SET EXERCISE
Using the records below, locate all lines containing "Строка" and return them.

*** SUPPLIED ENTRIES

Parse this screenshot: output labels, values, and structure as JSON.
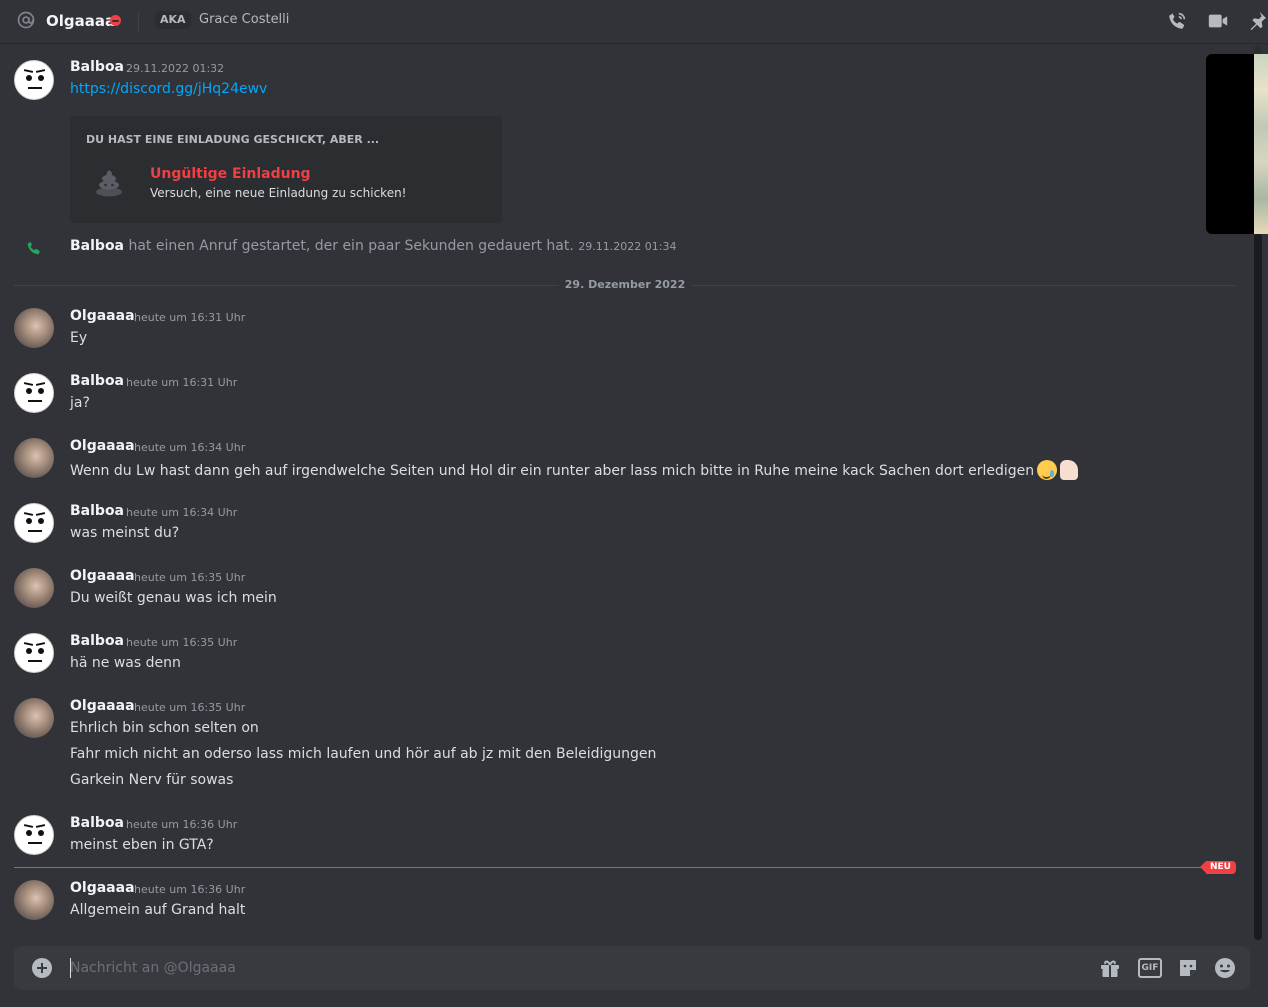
{
  "header": {
    "name": "Olgaaaa",
    "aka_label": "AKA",
    "aka_name": "Grace Costelli",
    "icons": [
      "at-icon",
      "dnd-status-icon",
      "voice-call-icon",
      "video-call-icon",
      "pin-icon"
    ]
  },
  "messages": {
    "m1": {
      "username": "Balboa",
      "timestamp": "29.11.2022 01:32",
      "link": "https://discord.gg/jHq24ewv",
      "embed": {
        "header": "DU HAST EINE EINLADUNG GESCHICKT, ABER ...",
        "title": "Ungültige Einladung",
        "subtitle": "Versuch, eine neue Einladung zu schicken!"
      }
    },
    "call": {
      "username": "Balboa",
      "text": "hat einen Anruf gestartet, der ein paar Sekunden gedauert hat.",
      "timestamp": "29.11.2022 01:34"
    },
    "date_divider": "29. Dezember 2022",
    "m2": {
      "username": "Olgaaaa",
      "timestamp": "heute um 16:31 Uhr",
      "text": "Ey"
    },
    "m3": {
      "username": "Balboa",
      "timestamp": "heute um 16:31 Uhr",
      "text": "ja?"
    },
    "m4": {
      "username": "Olgaaaa",
      "timestamp": "heute um 16:34 Uhr",
      "text": "Wenn du Lw hast dann geh auf irgendwelche Seiten und Hol dir ein runter aber lass mich bitte in Ruhe meine kack Sachen dort erledigen"
    },
    "m5": {
      "username": "Balboa",
      "timestamp": "heute um 16:34 Uhr",
      "text": "was meinst du?"
    },
    "m6": {
      "username": "Olgaaaa",
      "timestamp": "heute um 16:35 Uhr",
      "text": "Du weißt genau was ich mein"
    },
    "m7": {
      "username": "Balboa",
      "timestamp": "heute um 16:35 Uhr",
      "text": "hä ne was denn"
    },
    "m8": {
      "username": "Olgaaaa",
      "timestamp": "heute um 16:35 Uhr",
      "lines": [
        "Ehrlich bin schon selten on",
        "Fahr mich nicht an oderso lass mich laufen und hör auf ab jz mit den Beleidigungen",
        "Garkein Nerv für sowas"
      ]
    },
    "m9": {
      "username": "Balboa",
      "timestamp": "heute um 16:36 Uhr",
      "text": "meinst eben in GTA?"
    },
    "new_label": "NEU",
    "m10": {
      "username": "Olgaaaa",
      "timestamp": "heute um 16:36 Uhr",
      "text": "Allgemein auf Grand halt"
    }
  },
  "composer": {
    "placeholder": "Nachricht an @Olgaaaa",
    "gif_label": "GIF",
    "icons": [
      "add-attachment-icon",
      "gift-icon",
      "gif-icon",
      "sticker-icon",
      "emoji-icon"
    ]
  },
  "colors": {
    "background": "#313338",
    "composer": "#383a40",
    "embed": "#2b2d31",
    "link": "#00a8fc",
    "danger": "#f23f43",
    "call_green": "#23a55a"
  }
}
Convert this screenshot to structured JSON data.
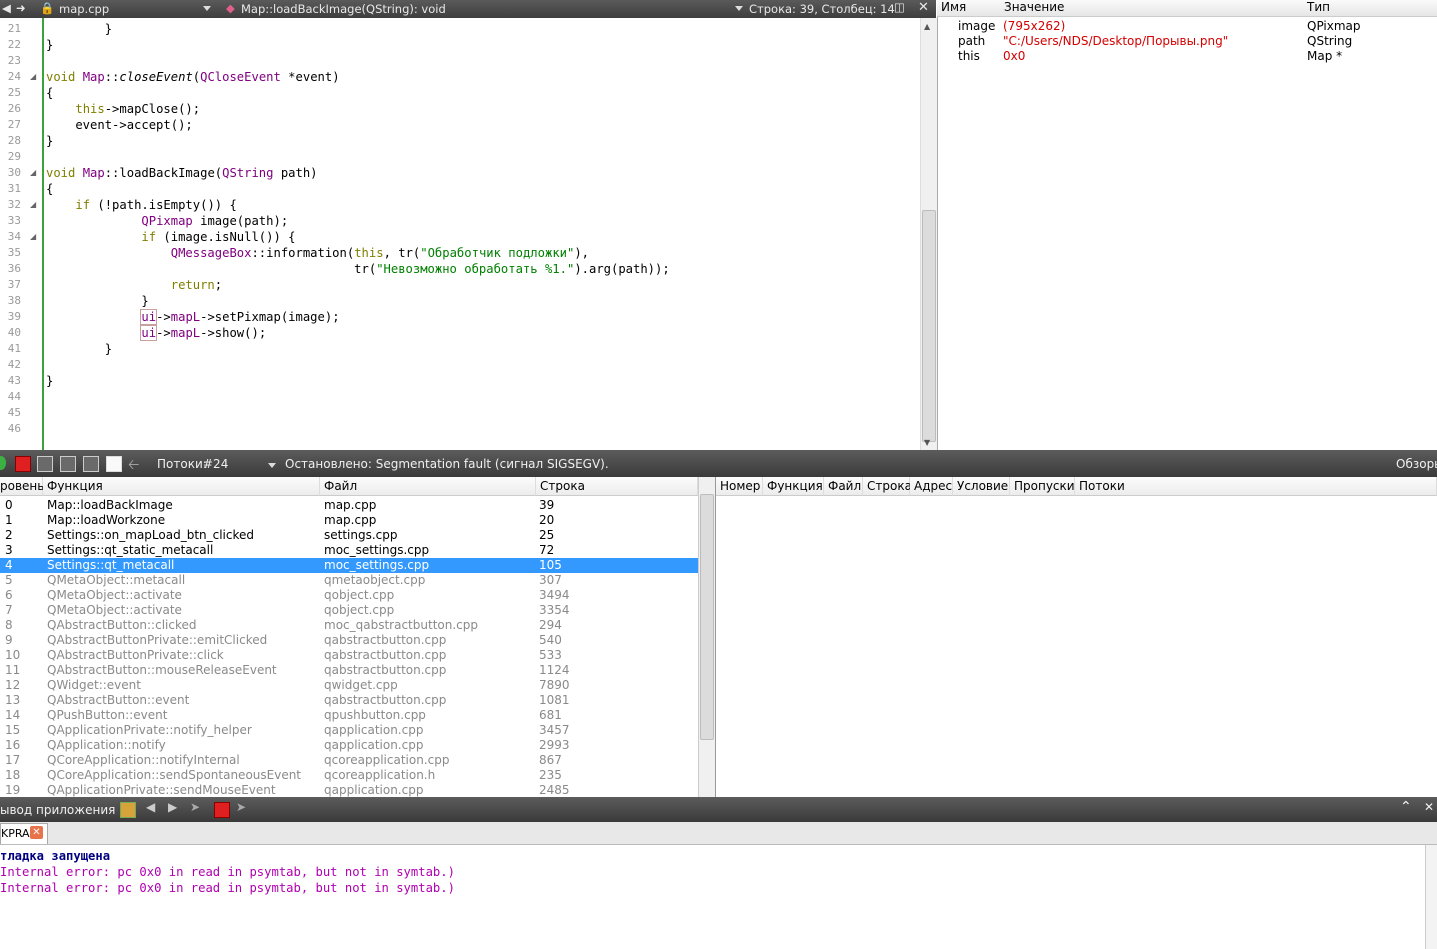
{
  "editor_toolbar": {
    "file": "map.cpp",
    "function": "Map::loadBackImage(QString): void",
    "position": "Строка: 39, Столбец: 14"
  },
  "editor": {
    "lines": [
      {
        "n": "21",
        "segs": [
          [
            "t",
            "        }"
          ]
        ]
      },
      {
        "n": "22",
        "segs": [
          [
            "t",
            "}"
          ]
        ]
      },
      {
        "n": "23",
        "segs": []
      },
      {
        "n": "24",
        "fold": true,
        "segs": [
          [
            "kw",
            "void"
          ],
          [
            "t",
            " "
          ],
          [
            "ty",
            "Map"
          ],
          [
            "t",
            "::"
          ],
          [
            "it",
            "closeEvent"
          ],
          [
            "t",
            "("
          ],
          [
            "ty",
            "QCloseEvent"
          ],
          [
            "t",
            " *event)"
          ]
        ]
      },
      {
        "n": "25",
        "segs": [
          [
            "t",
            "{"
          ]
        ]
      },
      {
        "n": "26",
        "segs": [
          [
            "t",
            "    "
          ],
          [
            "kw",
            "this"
          ],
          [
            "t",
            "->mapClose();"
          ]
        ]
      },
      {
        "n": "27",
        "segs": [
          [
            "t",
            "    event->accept();"
          ]
        ]
      },
      {
        "n": "28",
        "segs": [
          [
            "t",
            "}"
          ]
        ]
      },
      {
        "n": "29",
        "segs": []
      },
      {
        "n": "30",
        "fold": true,
        "segs": [
          [
            "kw",
            "void"
          ],
          [
            "t",
            " "
          ],
          [
            "ty",
            "Map"
          ],
          [
            "t",
            "::loadBackImage("
          ],
          [
            "ty",
            "QString"
          ],
          [
            "t",
            " path)"
          ]
        ]
      },
      {
        "n": "31",
        "segs": [
          [
            "t",
            "{"
          ]
        ]
      },
      {
        "n": "32",
        "fold": true,
        "segs": [
          [
            "t",
            "    "
          ],
          [
            "kw",
            "if"
          ],
          [
            "t",
            " (!path.isEmpty()) {"
          ]
        ]
      },
      {
        "n": "33",
        "segs": [
          [
            "t",
            "             "
          ],
          [
            "ty",
            "QPixmap"
          ],
          [
            "t",
            " image(path);"
          ]
        ]
      },
      {
        "n": "34",
        "fold": true,
        "segs": [
          [
            "t",
            "             "
          ],
          [
            "kw",
            "if"
          ],
          [
            "t",
            " (image.isNull()) {"
          ]
        ]
      },
      {
        "n": "35",
        "segs": [
          [
            "t",
            "                 "
          ],
          [
            "ty",
            "QMessageBox"
          ],
          [
            "t",
            "::information("
          ],
          [
            "kw",
            "this"
          ],
          [
            "t",
            ", tr("
          ],
          [
            "st",
            "\"Обработчик подложки\""
          ],
          [
            "t",
            "),"
          ]
        ]
      },
      {
        "n": "36",
        "segs": [
          [
            "t",
            "                                          tr("
          ],
          [
            "st",
            "\"Невозможно обработать %1.\""
          ],
          [
            "t",
            ").arg(path));"
          ]
        ]
      },
      {
        "n": "37",
        "segs": [
          [
            "t",
            "                 "
          ],
          [
            "kw",
            "return"
          ],
          [
            "t",
            ";"
          ]
        ]
      },
      {
        "n": "38",
        "segs": [
          [
            "t",
            "             }"
          ]
        ]
      },
      {
        "n": "39",
        "segs": [
          [
            "t",
            "             "
          ],
          [
            "tyh",
            "ui"
          ],
          [
            "t",
            "->"
          ],
          [
            "ty",
            "mapL"
          ],
          [
            "t",
            "->setPixmap(image);"
          ]
        ]
      },
      {
        "n": "40",
        "segs": [
          [
            "t",
            "             "
          ],
          [
            "tyh",
            "ui"
          ],
          [
            "t",
            "->"
          ],
          [
            "ty",
            "mapL"
          ],
          [
            "t",
            "->show();"
          ]
        ]
      },
      {
        "n": "41",
        "segs": [
          [
            "t",
            "        }"
          ]
        ]
      },
      {
        "n": "42",
        "segs": []
      },
      {
        "n": "43",
        "segs": [
          [
            "t",
            "}"
          ]
        ]
      },
      {
        "n": "44",
        "segs": []
      },
      {
        "n": "45",
        "segs": []
      },
      {
        "n": "46",
        "segs": []
      }
    ]
  },
  "locals": {
    "headers": {
      "name": "Имя",
      "value": "Значение",
      "type": "Тип"
    },
    "rows": [
      {
        "name": "image",
        "value": "(795x262)",
        "type": "QPixmap"
      },
      {
        "name": "path",
        "value": "\"C:/Users/NDS/Desktop/Порывы.png\"",
        "type": "QString"
      },
      {
        "name": "this",
        "value": "0x0",
        "type": "Map *"
      }
    ]
  },
  "debug_toolbar": {
    "threads_label": "Потоки:",
    "thread_value": "#24",
    "status": "Остановлено: Segmentation fault (сигнал SIGSEGV).",
    "right_label": "Обзоры"
  },
  "stack": {
    "headers": {
      "level": "ровень",
      "function": "Функция",
      "file": "Файл",
      "line": "Строка"
    },
    "rows": [
      {
        "l": "0",
        "f": "Map::loadBackImage",
        "file": "map.cpp",
        "line": "39",
        "state": "normal"
      },
      {
        "l": "1",
        "f": "Map::loadWorkzone",
        "file": "map.cpp",
        "line": "20",
        "state": "normal"
      },
      {
        "l": "2",
        "f": "Settings::on_mapLoad_btn_clicked",
        "file": "settings.cpp",
        "line": "25",
        "state": "normal"
      },
      {
        "l": "3",
        "f": "Settings::qt_static_metacall",
        "file": "moc_settings.cpp",
        "line": "72",
        "state": "normal"
      },
      {
        "l": "4",
        "f": "Settings::qt_metacall",
        "file": "moc_settings.cpp",
        "line": "105",
        "state": "selected"
      },
      {
        "l": "5",
        "f": "QMetaObject::metacall",
        "file": "qmetaobject.cpp",
        "line": "307",
        "state": "dim"
      },
      {
        "l": "6",
        "f": "QMetaObject::activate",
        "file": "qobject.cpp",
        "line": "3494",
        "state": "dim"
      },
      {
        "l": "7",
        "f": "QMetaObject::activate",
        "file": "qobject.cpp",
        "line": "3354",
        "state": "dim"
      },
      {
        "l": "8",
        "f": "QAbstractButton::clicked",
        "file": "moc_qabstractbutton.cpp",
        "line": "294",
        "state": "dim"
      },
      {
        "l": "9",
        "f": "QAbstractButtonPrivate::emitClicked",
        "file": "qabstractbutton.cpp",
        "line": "540",
        "state": "dim"
      },
      {
        "l": "10",
        "f": "QAbstractButtonPrivate::click",
        "file": "qabstractbutton.cpp",
        "line": "533",
        "state": "dim"
      },
      {
        "l": "11",
        "f": "QAbstractButton::mouseReleaseEvent",
        "file": "qabstractbutton.cpp",
        "line": "1124",
        "state": "dim"
      },
      {
        "l": "12",
        "f": "QWidget::event",
        "file": "qwidget.cpp",
        "line": "7890",
        "state": "dim"
      },
      {
        "l": "13",
        "f": "QAbstractButton::event",
        "file": "qabstractbutton.cpp",
        "line": "1081",
        "state": "dim"
      },
      {
        "l": "14",
        "f": "QPushButton::event",
        "file": "qpushbutton.cpp",
        "line": "681",
        "state": "dim"
      },
      {
        "l": "15",
        "f": "QApplicationPrivate::notify_helper",
        "file": "qapplication.cpp",
        "line": "3457",
        "state": "dim"
      },
      {
        "l": "16",
        "f": "QApplication::notify",
        "file": "qapplication.cpp",
        "line": "2993",
        "state": "dim"
      },
      {
        "l": "17",
        "f": "QCoreApplication::notifyInternal",
        "file": "qcoreapplication.cpp",
        "line": "867",
        "state": "dim"
      },
      {
        "l": "18",
        "f": "QCoreApplication::sendSpontaneousEvent",
        "file": "qcoreapplication.h",
        "line": "235",
        "state": "dim"
      },
      {
        "l": "19",
        "f": "QApplicationPrivate::sendMouseEvent",
        "file": "qapplication.cpp",
        "line": "2485",
        "state": "dim"
      }
    ]
  },
  "breakpoints": {
    "headers": [
      "Номер",
      "Функция",
      "Файл",
      "Строка",
      "Адрес",
      "Условие",
      "Пропуски",
      "Потоки"
    ]
  },
  "output_toolbar": {
    "title": "ывод приложения"
  },
  "output_tab": {
    "label": "KPRA"
  },
  "output": {
    "lines": [
      {
        "text": "тладка запущена",
        "color": "#000080",
        "bold": true
      },
      {
        "text": "Internal error: pc 0x0 in read in psymtab, but not in symtab.)",
        "color": "#b000b0",
        "bold": false
      },
      {
        "text": "Internal error: pc 0x0 in read in psymtab, but not in symtab.)",
        "color": "#b000b0",
        "bold": false
      }
    ]
  },
  "colors": {
    "accent": "#3399ff",
    "keyword": "#808000",
    "type": "#800080",
    "string": "#008000",
    "error": "#d40000"
  }
}
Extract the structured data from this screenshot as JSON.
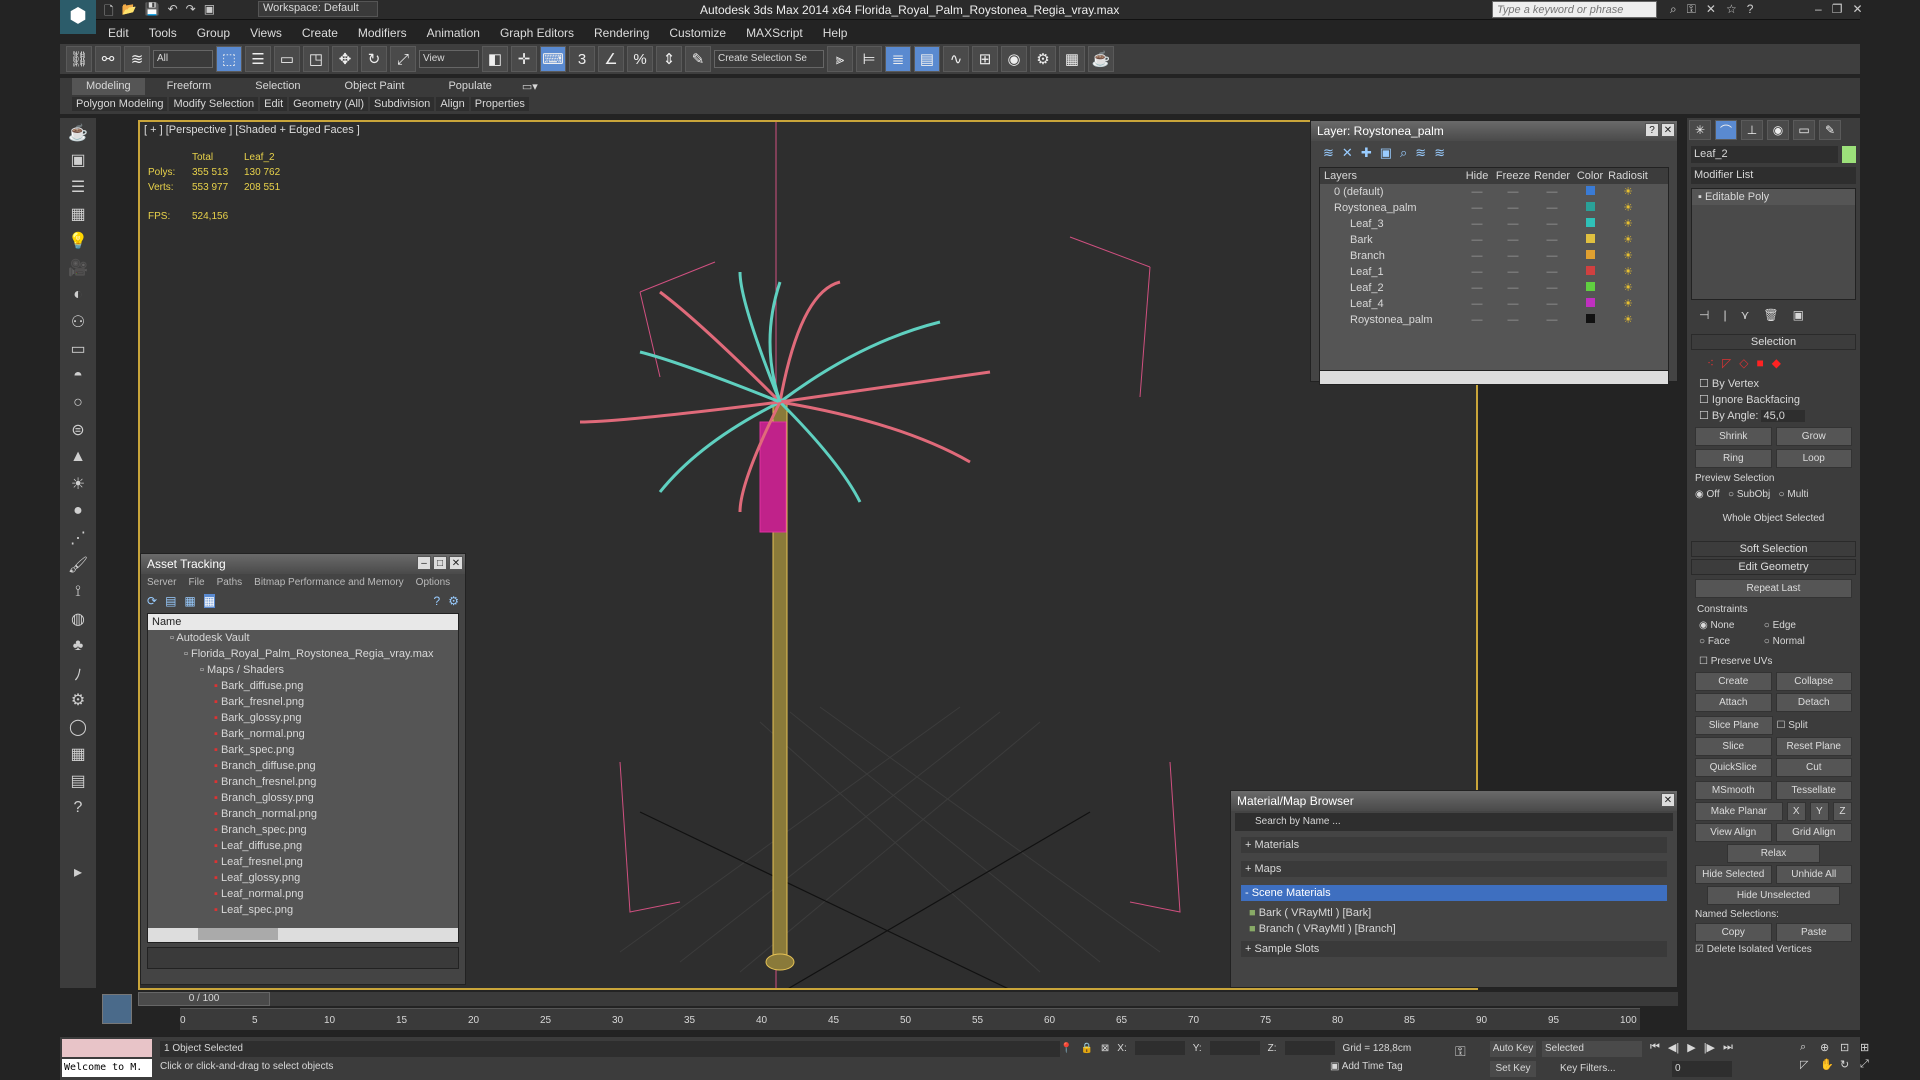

******

SOLVED EXERCISE
    "position": "Строка: 39, Столбец: 14"
      "line": "Строка"
      "Строка",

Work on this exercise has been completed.